**What you will do:** Transcribe each line of the records below exactly, excluding any embedded images.
⟨
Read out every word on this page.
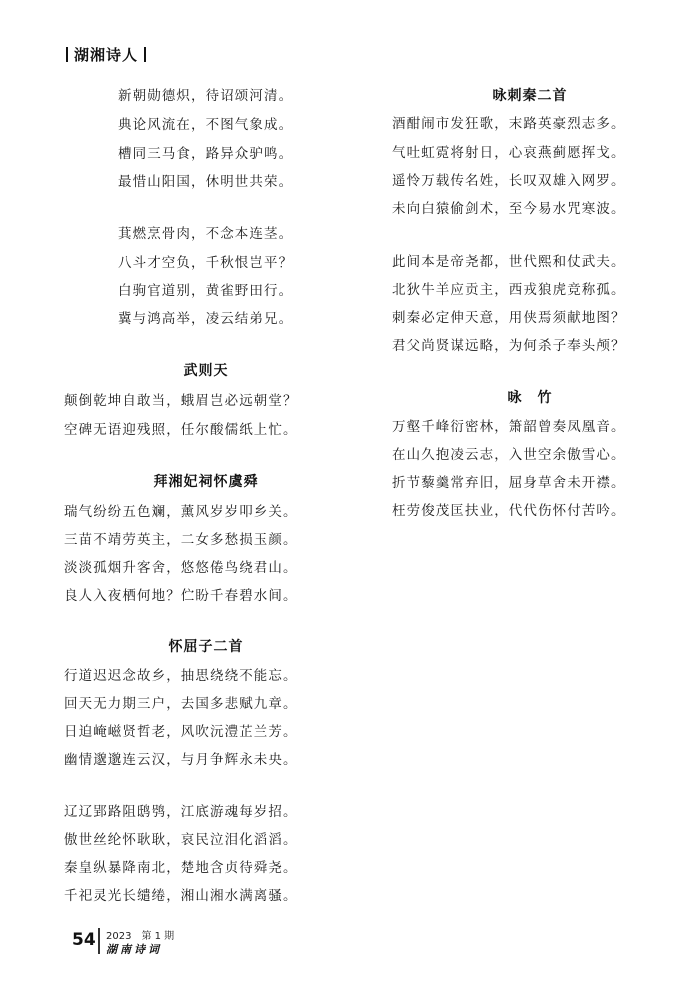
湖湘诗人
新朝勋德炽，待诏颂河清。
典论风流在，不图气象成。
槽同三马食，路异众驴鸣。
最惜山阳国，休明世共荣。
萁燃烹骨肉，不念本连茎。
八斗才空负，千秋恨岂平？
白驹官道别，黄雀野田行。
冀与鸿高举，凌云结弟兄。
武则天
颠倒乾坤自敢当，蛾眉岂必远朝堂？
空碑无语迎残照，任尔酸儒纸上忙。
拜湘妃祠怀虞舜
瑞气纷纷五色斓，薰风岁岁叩乡关。
三苗不靖劳英主，二女多愁损玉颜。
淡淡孤烟升客舍，悠悠倦鸟绕君山。
良人入夜栖何地？伫盼千春碧水间。
怀屈子二首
行道迟迟念故乡，抽思绕绕不能忘。
回天无力期三户，去国多悲赋九章。
日迫崦嵫贤哲老，风吹沅澧芷兰芳。
幽情邈邈连云汉，与月争辉永未央。
辽辽郢路阻鸱鸮，江底游魂每岁招。
傲世丝纶怀耿耿，哀民泣泪化滔滔。
秦皇纵暴降南北，楚地含贞待舜尧。
千祀灵光长缱绻，湘山湘水满离骚。
咏刺秦二首
酒酣闹市发狂歌，末路英豪烈志多。
气吐虹霓将射日，心哀燕蓟愿挥戈。
遥怜万载传名姓，长叹双雄入网罗。
未向白猿偷剑术，至今易水咒寒波。
此间本是帝尧都，世代熙和仗武夫。
北狄牛羊应贡主，西戎狼虎竞称孤。
刺秦必定伸天意，用侠焉须献地图？
君父尚贤谋远略，为何杀子奉头颅？
咏　竹
万壑千峰衍密林，箫韶曾奏凤凰音。
在山久抱凌云志，入世空余傲雪心。
折节藜羹常弃旧，屈身草舍未开襟。
枉劳俊茂匡扶业，代代伤怀付苦吟。
54 2023　第 1 期
湖南诗词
⟩
**Output of the exercise:**
Read out every word on this page.
湖湘诗人
新朝勋德炽，待诏颂河清。
典论风流在，不图气象成。
槽同三马食，路异众驴鸣。
最惜山阳国，休明世共荣。
萁燃烹骨肉，不念本连茎。
八斗才空负，千秋恨岂平？
白驹官道别，黄雀野田行。
冀与鸿高举，凌云结弟兄。
武则天
颠倒乾坤自敢当，蛾眉岂必远朝堂？
空碑无语迎残照，任尔酸儒纸上忙。
拜湘妃祠怀虞舜
瑞气纷纷五色斓，薰风岁岁叩乡关。
三苗不靖劳英主，二女多愁损玉颜。
淡淡孤烟升客舍，悠悠倦鸟绕君山。
良人入夜栖何地？伫盼千春碧水间。
怀屈子二首
行道迟迟念故乡，抽思绕绕不能忘。
回天无力期三户，去国多悲赋九章。
日迫崦嵫贤哲老，风吹沅澧芷兰芳。
幽情邈邈连云汉，与月争辉永未央。
辽辽郢路阻鸱鸮，江底游魂每岁招。
傲世丝纶怀耿耿，哀民泣泪化滔滔。
秦皇纵暴降南北，楚地含贞待舜尧。
千祀灵光长缱绻，湘山湘水满离骚。
咏刺秦二首
酒酣闹市发狂歌，末路英豪烈志多。
气吐虹霓将射日，心哀燕蓟愿挥戈。
遥怜万载传名姓，长叹双雄入网罗。
未向白猿偷剑术，至今易水咒寒波。
此间本是帝尧都，世代熙和仗武夫。
北狄牛羊应贡主，西戎狼虎竞称孤。
刺秦必定伸天意，用侠焉须献地图？
君父尚贤谋远略，为何杀子奉头颅？
咏　竹
万壑千峰衍密林，箫韶曾奏凤凰音。
在山久抱凌云志，入世空余傲雪心。
折节藜羹常弃旧，屈身草舍未开襟。
枉劳俊茂匡扶业，代代伤怀付苦吟。
54 2023　第 1 期
湖南诗词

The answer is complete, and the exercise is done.